ENTRIES

====

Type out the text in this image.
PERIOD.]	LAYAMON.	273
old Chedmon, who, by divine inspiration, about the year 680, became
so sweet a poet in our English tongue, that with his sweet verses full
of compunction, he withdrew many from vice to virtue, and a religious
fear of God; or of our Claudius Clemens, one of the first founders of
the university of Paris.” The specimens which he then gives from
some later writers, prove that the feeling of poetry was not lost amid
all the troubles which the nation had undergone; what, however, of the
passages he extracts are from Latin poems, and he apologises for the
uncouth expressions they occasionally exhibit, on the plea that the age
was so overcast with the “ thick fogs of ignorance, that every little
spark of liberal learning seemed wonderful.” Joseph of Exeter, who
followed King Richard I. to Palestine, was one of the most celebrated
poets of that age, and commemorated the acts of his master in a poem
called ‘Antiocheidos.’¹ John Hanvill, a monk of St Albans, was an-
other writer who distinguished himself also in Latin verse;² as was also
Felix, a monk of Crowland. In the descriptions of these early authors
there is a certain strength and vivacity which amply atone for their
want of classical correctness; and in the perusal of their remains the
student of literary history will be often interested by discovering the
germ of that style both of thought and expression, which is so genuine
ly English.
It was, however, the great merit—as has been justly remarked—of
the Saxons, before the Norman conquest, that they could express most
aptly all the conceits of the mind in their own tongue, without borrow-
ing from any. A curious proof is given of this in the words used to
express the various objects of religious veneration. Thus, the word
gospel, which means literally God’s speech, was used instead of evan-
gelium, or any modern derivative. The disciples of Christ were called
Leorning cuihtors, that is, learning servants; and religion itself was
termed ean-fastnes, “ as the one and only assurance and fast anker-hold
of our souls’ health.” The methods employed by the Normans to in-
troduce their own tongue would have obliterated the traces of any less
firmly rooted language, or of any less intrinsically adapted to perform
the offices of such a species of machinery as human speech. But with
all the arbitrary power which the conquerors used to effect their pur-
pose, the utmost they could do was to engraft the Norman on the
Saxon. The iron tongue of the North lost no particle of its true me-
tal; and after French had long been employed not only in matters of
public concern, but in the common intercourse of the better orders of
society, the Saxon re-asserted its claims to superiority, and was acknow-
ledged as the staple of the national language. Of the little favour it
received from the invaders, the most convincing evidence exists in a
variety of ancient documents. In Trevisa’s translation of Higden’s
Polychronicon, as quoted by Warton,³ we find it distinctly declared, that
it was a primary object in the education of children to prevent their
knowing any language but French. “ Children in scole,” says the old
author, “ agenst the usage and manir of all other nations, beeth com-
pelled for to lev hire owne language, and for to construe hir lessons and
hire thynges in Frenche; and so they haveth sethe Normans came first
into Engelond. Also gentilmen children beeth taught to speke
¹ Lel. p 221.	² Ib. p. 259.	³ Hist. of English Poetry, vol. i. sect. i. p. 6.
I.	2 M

====

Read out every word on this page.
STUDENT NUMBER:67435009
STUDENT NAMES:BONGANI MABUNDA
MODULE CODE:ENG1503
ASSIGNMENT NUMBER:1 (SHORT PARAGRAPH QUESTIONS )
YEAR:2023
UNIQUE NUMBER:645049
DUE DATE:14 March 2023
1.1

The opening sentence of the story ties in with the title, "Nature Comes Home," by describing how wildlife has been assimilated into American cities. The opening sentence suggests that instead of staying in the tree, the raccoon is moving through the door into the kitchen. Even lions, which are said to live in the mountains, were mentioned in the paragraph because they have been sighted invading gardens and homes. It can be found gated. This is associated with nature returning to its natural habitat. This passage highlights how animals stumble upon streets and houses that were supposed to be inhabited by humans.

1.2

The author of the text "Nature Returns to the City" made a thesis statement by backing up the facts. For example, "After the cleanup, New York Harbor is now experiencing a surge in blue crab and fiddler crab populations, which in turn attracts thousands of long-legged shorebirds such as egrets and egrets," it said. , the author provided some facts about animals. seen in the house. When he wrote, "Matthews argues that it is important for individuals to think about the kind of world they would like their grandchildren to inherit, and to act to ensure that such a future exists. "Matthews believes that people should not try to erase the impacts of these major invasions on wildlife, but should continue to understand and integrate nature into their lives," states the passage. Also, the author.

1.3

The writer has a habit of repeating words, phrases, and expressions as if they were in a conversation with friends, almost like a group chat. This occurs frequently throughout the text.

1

====

JOB
Go over the entries above and say how many lines hold the string "these", with no other text.

THE SOLUTION
2